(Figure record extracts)

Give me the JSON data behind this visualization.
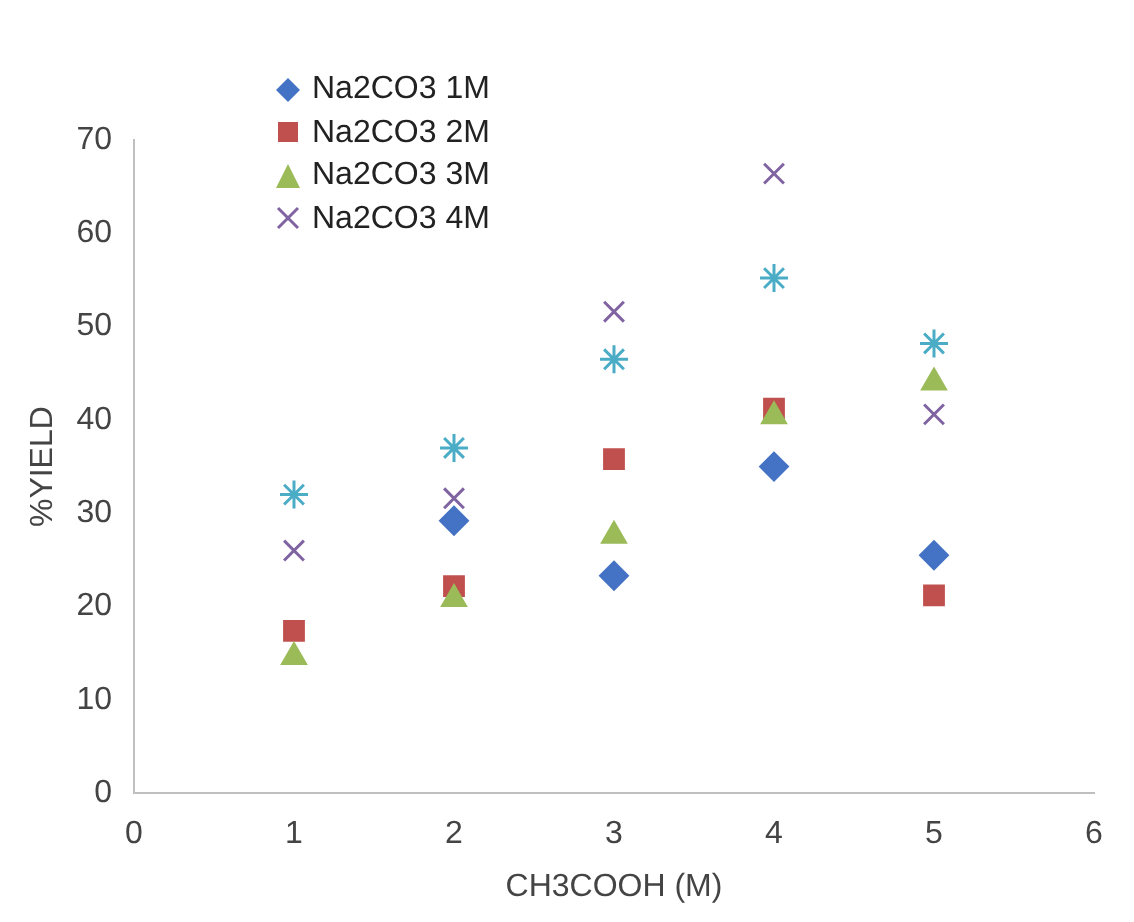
{
  "chart_data": {
    "type": "scatter",
    "xlabel": "CH3COOH (M)",
    "ylabel": "%YIELD",
    "x": [
      1,
      2,
      3,
      4,
      5
    ],
    "xlim": [
      0,
      6
    ],
    "xticks": [
      0,
      1,
      2,
      3,
      4,
      5,
      6
    ],
    "ylim": [
      0,
      70
    ],
    "yticks": [
      0,
      10,
      20,
      30,
      40,
      50,
      60,
      70
    ],
    "grid": false,
    "legend": "top left",
    "series": [
      {
        "name": "Na2CO3 1M",
        "color": "#4472c4",
        "marker": "diamond",
        "values": [
          null,
          29.2,
          23.3,
          35,
          25.5
        ]
      },
      {
        "name": "Na2CO3 2M",
        "color": "#c0504d",
        "marker": "square",
        "values": [
          17.4,
          22.2,
          35.8,
          41.2,
          21.2
        ]
      },
      {
        "name": "Na2CO3 3M",
        "color": "#9bbb59",
        "marker": "triangle",
        "values": [
          14.6,
          20.8,
          27.6,
          40.4,
          44
        ]
      },
      {
        "name": "Na2CO3 4M",
        "color": "#8064a2",
        "marker": "cross",
        "values": [
          26,
          31.6,
          51.6,
          66.4,
          40.6
        ]
      },
      {
        "color": "#4bacc6",
        "values": [
          32,
          37,
          46.5,
          55.2,
          48.2
        ]
      }
    ]
  }
}
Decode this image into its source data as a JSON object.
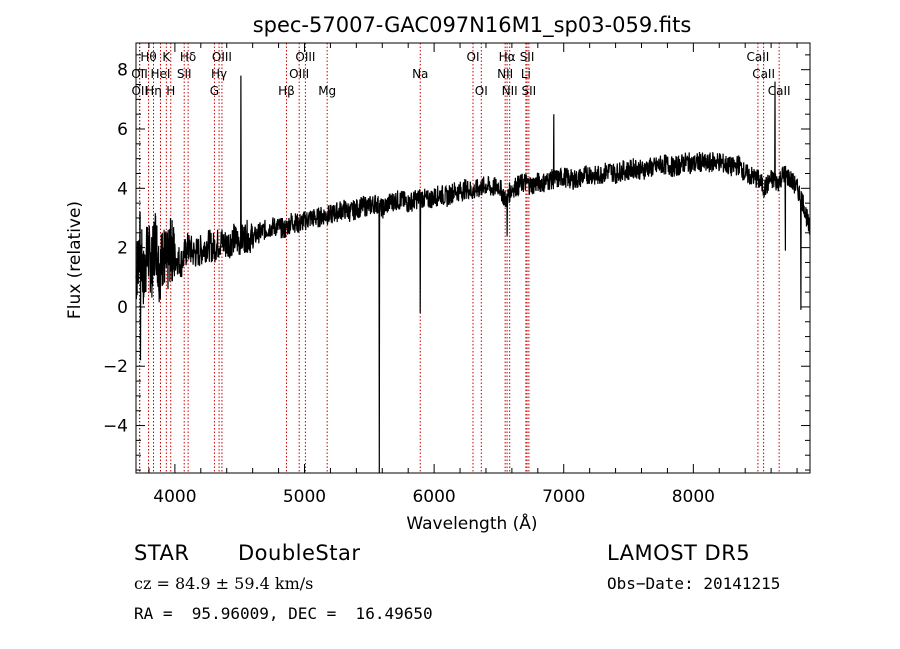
{
  "chart_data": {
    "type": "line",
    "title": "spec-57007-GAC097N16M1_sp03-059.fits",
    "xlabel": "Wavelength (Å)",
    "ylabel": "Flux (relative)",
    "xlim": [
      3700,
      8900
    ],
    "ylim": [
      -5.6,
      8.9
    ],
    "x_ticks": [
      4000,
      5000,
      6000,
      7000,
      8000
    ],
    "y_ticks": [
      -4,
      -2,
      0,
      2,
      4,
      6,
      8
    ],
    "x_tick_labels": [
      "4000",
      "5000",
      "6000",
      "7000",
      "8000"
    ],
    "y_tick_labels": [
      "−4",
      "−2",
      "0",
      "2",
      "4",
      "6",
      "8"
    ],
    "grid": false,
    "line_color": "#000000",
    "marker_color": "#cc0000",
    "series": [
      {
        "x": [
          3700,
          3730,
          3760,
          3790,
          3820,
          3850,
          3880,
          3910,
          3940,
          3970,
          4000,
          4050,
          4100,
          4150,
          4200,
          4250,
          4300,
          4350,
          4400,
          4450,
          4500,
          4550,
          4600,
          4650,
          4700,
          4750,
          4800,
          4850,
          4900,
          4950,
          5000,
          5050,
          5100,
          5150,
          5200,
          5250,
          5300,
          5350,
          5400,
          5450,
          5500,
          5550,
          5600,
          5650,
          5700,
          5750,
          5800,
          5850,
          5900,
          5950,
          6000,
          6050,
          6100,
          6150,
          6200,
          6250,
          6300,
          6350,
          6400,
          6450,
          6500,
          6550,
          6600,
          6650,
          6700,
          6750,
          6800,
          6850,
          6900,
          6950,
          7000,
          7050,
          7100,
          7150,
          7200,
          7250,
          7300,
          7350,
          7400,
          7450,
          7500,
          7550,
          7600,
          7650,
          7700,
          7750,
          7800,
          7850,
          7900,
          7950,
          8000,
          8050,
          8100,
          8150,
          8200,
          8250,
          8300,
          8350,
          8400,
          8450,
          8500,
          8550,
          8600,
          8650,
          8700,
          8750,
          8800,
          8850,
          8900
        ],
        "y": [
          1.0,
          2.2,
          0.9,
          2.0,
          1.3,
          2.4,
          1.2,
          1.8,
          1.4,
          2.0,
          1.7,
          1.5,
          2.0,
          1.8,
          1.9,
          2.1,
          2.0,
          2.2,
          2.1,
          2.3,
          2.2,
          2.4,
          2.3,
          2.5,
          2.6,
          2.7,
          2.7,
          2.6,
          2.9,
          2.8,
          2.9,
          3.0,
          3.0,
          3.1,
          3.1,
          3.2,
          3.3,
          3.2,
          3.3,
          3.4,
          3.4,
          3.5,
          3.3,
          3.5,
          3.6,
          3.6,
          3.5,
          3.6,
          3.7,
          3.6,
          3.7,
          3.8,
          3.7,
          3.9,
          3.9,
          4.0,
          3.9,
          4.0,
          4.1,
          4.0,
          4.1,
          3.6,
          4.0,
          4.1,
          4.2,
          4.1,
          4.2,
          4.2,
          4.3,
          4.3,
          4.4,
          4.3,
          4.3,
          4.4,
          4.5,
          4.4,
          4.5,
          4.6,
          4.5,
          4.6,
          4.6,
          4.7,
          4.6,
          4.7,
          4.7,
          4.8,
          4.8,
          4.7,
          4.8,
          4.9,
          4.8,
          4.9,
          4.8,
          4.9,
          4.9,
          4.8,
          4.7,
          4.8,
          4.5,
          4.4,
          4.3,
          4.0,
          4.3,
          4.2,
          4.5,
          4.3,
          4.0,
          3.5,
          2.5
        ]
      }
    ],
    "spikes": [
      {
        "x": 3735,
        "y": -1.8
      },
      {
        "x": 4509,
        "y": 7.8
      },
      {
        "x": 5577,
        "y": -5.6
      },
      {
        "x": 5893,
        "y": -0.2
      },
      {
        "x": 6563,
        "y": 2.4
      },
      {
        "x": 6923,
        "y": 6.5
      },
      {
        "x": 8630,
        "y": 7.6
      },
      {
        "x": 8710,
        "y": 1.9
      },
      {
        "x": 8830,
        "y": -0.1
      }
    ],
    "lines_top": [
      {
        "label": "Hθ",
        "x": 3797
      },
      {
        "label": "K",
        "x": 3934
      },
      {
        "label": "Hδ",
        "x": 4102
      },
      {
        "label": "OIII",
        "x": 4363
      },
      {
        "label": "OIII",
        "x": 5007
      },
      {
        "label": "OI",
        "x": 6300
      },
      {
        "label": "Hα",
        "x": 6563
      },
      {
        "label": "SII",
        "x": 6717
      },
      {
        "label": "CaII",
        "x": 8498
      }
    ],
    "lines_mid": [
      {
        "label": "OII",
        "x": 3727
      },
      {
        "label": "HeI",
        "x": 3889
      },
      {
        "label": "SII",
        "x": 4072
      },
      {
        "label": "Hγ",
        "x": 4341
      },
      {
        "label": "OIII",
        "x": 4959
      },
      {
        "label": "Na",
        "x": 5893
      },
      {
        "label": "NII",
        "x": 6548
      },
      {
        "label": "Li",
        "x": 6708
      },
      {
        "label": "CaII",
        "x": 8542
      }
    ],
    "lines_low": [
      {
        "label": "OII",
        "x": 3729
      },
      {
        "label": "Hη",
        "x": 3835
      },
      {
        "label": "H",
        "x": 3968
      },
      {
        "label": "G",
        "x": 4305
      },
      {
        "label": "Hβ",
        "x": 4861
      },
      {
        "label": "Mg",
        "x": 5175
      },
      {
        "label": "OI",
        "x": 6364
      },
      {
        "label": "NII",
        "x": 6583
      },
      {
        "label": "SII",
        "x": 6731
      },
      {
        "label": "CaII",
        "x": 8662
      }
    ]
  },
  "info": {
    "class": "STAR",
    "subclass": "DoubleStar",
    "survey": "LAMOST DR5",
    "cz": "cz = 84.9 ± 59.4 km/s",
    "obs_date": "Obs−Date: 20141215",
    "coords": "RA =  95.96009, DEC =  16.49650"
  }
}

_TASK REQUIREMENTS_: Return each line exactly as written. Any picture gets left out.

_ANSWER TO THIS PROBLEM_:
Give me the JSON data behind this visualization.
{
  "chart_data": {
    "type": "scatter",
    "xlabel": "CH3COOH (M)",
    "ylabel": "%YIELD",
    "x": [
      1,
      2,
      3,
      4,
      5
    ],
    "xlim": [
      0,
      6
    ],
    "xticks": [
      0,
      1,
      2,
      3,
      4,
      5,
      6
    ],
    "ylim": [
      0,
      70
    ],
    "yticks": [
      0,
      10,
      20,
      30,
      40,
      50,
      60,
      70
    ],
    "grid": false,
    "legend": "top left",
    "series": [
      {
        "name": "Na2CO3 1M",
        "color": "#4472c4",
        "marker": "diamond",
        "values": [
          null,
          29.2,
          23.3,
          35,
          25.5
        ]
      },
      {
        "name": "Na2CO3 2M",
        "color": "#c0504d",
        "marker": "square",
        "values": [
          17.4,
          22.2,
          35.8,
          41.2,
          21.2
        ]
      },
      {
        "name": "Na2CO3 3M",
        "color": "#9bbb59",
        "marker": "triangle",
        "values": [
          14.6,
          20.8,
          27.6,
          40.4,
          44
        ]
      },
      {
        "name": "Na2CO3 4M",
        "color": "#8064a2",
        "marker": "cross",
        "values": [
          26,
          31.6,
          51.6,
          66.4,
          40.6
        ]
      },
      {
        "color": "#4bacc6",
        "values": [
          32,
          37,
          46.5,
          55.2,
          48.2
        ]
      }
    ]
  }
}
Decode this image into its source data as a JSON object.
{
  "chart_data": {
    "type": "line",
    "title": "spec-57007-GAC097N16M1_sp03-059.fits",
    "xlabel": "Wavelength (Å)",
    "ylabel": "Flux (relative)",
    "xlim": [
      3700,
      8900
    ],
    "ylim": [
      -5.6,
      8.9
    ],
    "x_ticks": [
      4000,
      5000,
      6000,
      7000,
      8000
    ],
    "y_ticks": [
      -4,
      -2,
      0,
      2,
      4,
      6,
      8
    ],
    "x_tick_labels": [
      "4000",
      "5000",
      "6000",
      "7000",
      "8000"
    ],
    "y_tick_labels": [
      "−4",
      "−2",
      "0",
      "2",
      "4",
      "6",
      "8"
    ],
    "grid": false,
    "line_color": "#000000",
    "marker_color": "#cc0000",
    "series": [
      {
        "x": [
          3700,
          3730,
          3760,
          3790,
          3820,
          3850,
          3880,
          3910,
          3940,
          3970,
          4000,
          4050,
          4100,
          4150,
          4200,
          4250,
          4300,
          4350,
          4400,
          4450,
          4500,
          4550,
          4600,
          4650,
          4700,
          4750,
          4800,
          4850,
          4900,
          4950,
          5000,
          5050,
          5100,
          5150,
          5200,
          5250,
          5300,
          5350,
          5400,
          5450,
          5500,
          5550,
          5600,
          5650,
          5700,
          5750,
          5800,
          5850,
          5900,
          5950,
          6000,
          6050,
          6100,
          6150,
          6200,
          6250,
          6300,
          6350,
          6400,
          6450,
          6500,
          6550,
          6600,
          6650,
          6700,
          6750,
          6800,
          6850,
          6900,
          6950,
          7000,
          7050,
          7100,
          7150,
          7200,
          7250,
          7300,
          7350,
          7400,
          7450,
          7500,
          7550,
          7600,
          7650,
          7700,
          7750,
          7800,
          7850,
          7900,
          7950,
          8000,
          8050,
          8100,
          8150,
          8200,
          8250,
          8300,
          8350,
          8400,
          8450,
          8500,
          8550,
          8600,
          8650,
          8700,
          8750,
          8800,
          8850,
          8900
        ],
        "y": [
          1.0,
          2.2,
          0.9,
          2.0,
          1.3,
          2.4,
          1.2,
          1.8,
          1.4,
          2.0,
          1.7,
          1.5,
          2.0,
          1.8,
          1.9,
          2.1,
          2.0,
          2.2,
          2.1,
          2.3,
          2.2,
          2.4,
          2.3,
          2.5,
          2.6,
          2.7,
          2.7,
          2.6,
          2.9,
          2.8,
          2.9,
          3.0,
          3.0,
          3.1,
          3.1,
          3.2,
          3.3,
          3.2,
          3.3,
          3.4,
          3.4,
          3.5,
          3.3,
          3.5,
          3.6,
          3.6,
          3.5,
          3.6,
          3.7,
          3.6,
          3.7,
          3.8,
          3.7,
          3.9,
          3.9,
          4.0,
          3.9,
          4.0,
          4.1,
          4.0,
          4.1,
          3.6,
          4.0,
          4.1,
          4.2,
          4.1,
          4.2,
          4.2,
          4.3,
          4.3,
          4.4,
          4.3,
          4.3,
          4.4,
          4.5,
          4.4,
          4.5,
          4.6,
          4.5,
          4.6,
          4.6,
          4.7,
          4.6,
          4.7,
          4.7,
          4.8,
          4.8,
          4.7,
          4.8,
          4.9,
          4.8,
          4.9,
          4.8,
          4.9,
          4.9,
          4.8,
          4.7,
          4.8,
          4.5,
          4.4,
          4.3,
          4.0,
          4.3,
          4.2,
          4.5,
          4.3,
          4.0,
          3.5,
          2.5
        ]
      }
    ],
    "spikes": [
      {
        "x": 3735,
        "y": -1.8
      },
      {
        "x": 4509,
        "y": 7.8
      },
      {
        "x": 5577,
        "y": -5.6
      },
      {
        "x": 5893,
        "y": -0.2
      },
      {
        "x": 6563,
        "y": 2.4
      },
      {
        "x": 6923,
        "y": 6.5
      },
      {
        "x": 8630,
        "y": 7.6
      },
      {
        "x": 8710,
        "y": 1.9
      },
      {
        "x": 8830,
        "y": -0.1
      }
    ],
    "lines_top": [
      {
        "label": "Hθ",
        "x": 3797
      },
      {
        "label": "K",
        "x": 3934
      },
      {
        "label": "Hδ",
        "x": 4102
      },
      {
        "label": "OIII",
        "x": 4363
      },
      {
        "label": "OIII",
        "x": 5007
      },
      {
        "label": "OI",
        "x": 6300
      },
      {
        "label": "Hα",
        "x": 6563
      },
      {
        "label": "SII",
        "x": 6717
      },
      {
        "label": "CaII",
        "x": 8498
      }
    ],
    "lines_mid": [
      {
        "label": "OII",
        "x": 3727
      },
      {
        "label": "HeI",
        "x": 3889
      },
      {
        "label": "SII",
        "x": 4072
      },
      {
        "label": "Hγ",
        "x": 4341
      },
      {
        "label": "OIII",
        "x": 4959
      },
      {
        "label": "Na",
        "x": 5893
      },
      {
        "label": "NII",
        "x": 6548
      },
      {
        "label": "Li",
        "x": 6708
      },
      {
        "label": "CaII",
        "x": 8542
      }
    ],
    "lines_low": [
      {
        "label": "OII",
        "x": 3729
      },
      {
        "label": "Hη",
        "x": 3835
      },
      {
        "label": "H",
        "x": 3968
      },
      {
        "label": "G",
        "x": 4305
      },
      {
        "label": "Hβ",
        "x": 4861
      },
      {
        "label": "Mg",
        "x": 5175
      },
      {
        "label": "OI",
        "x": 6364
      },
      {
        "label": "NII",
        "x": 6583
      },
      {
        "label": "SII",
        "x": 6731
      },
      {
        "label": "CaII",
        "x": 8662
      }
    ]
  },
  "info": {
    "class": "STAR",
    "subclass": "DoubleStar",
    "survey": "LAMOST DR5",
    "cz": "cz = 84.9 ± 59.4 km/s",
    "obs_date": "Obs−Date: 20141215",
    "coords": "RA =  95.96009, DEC =  16.49650"
  }
}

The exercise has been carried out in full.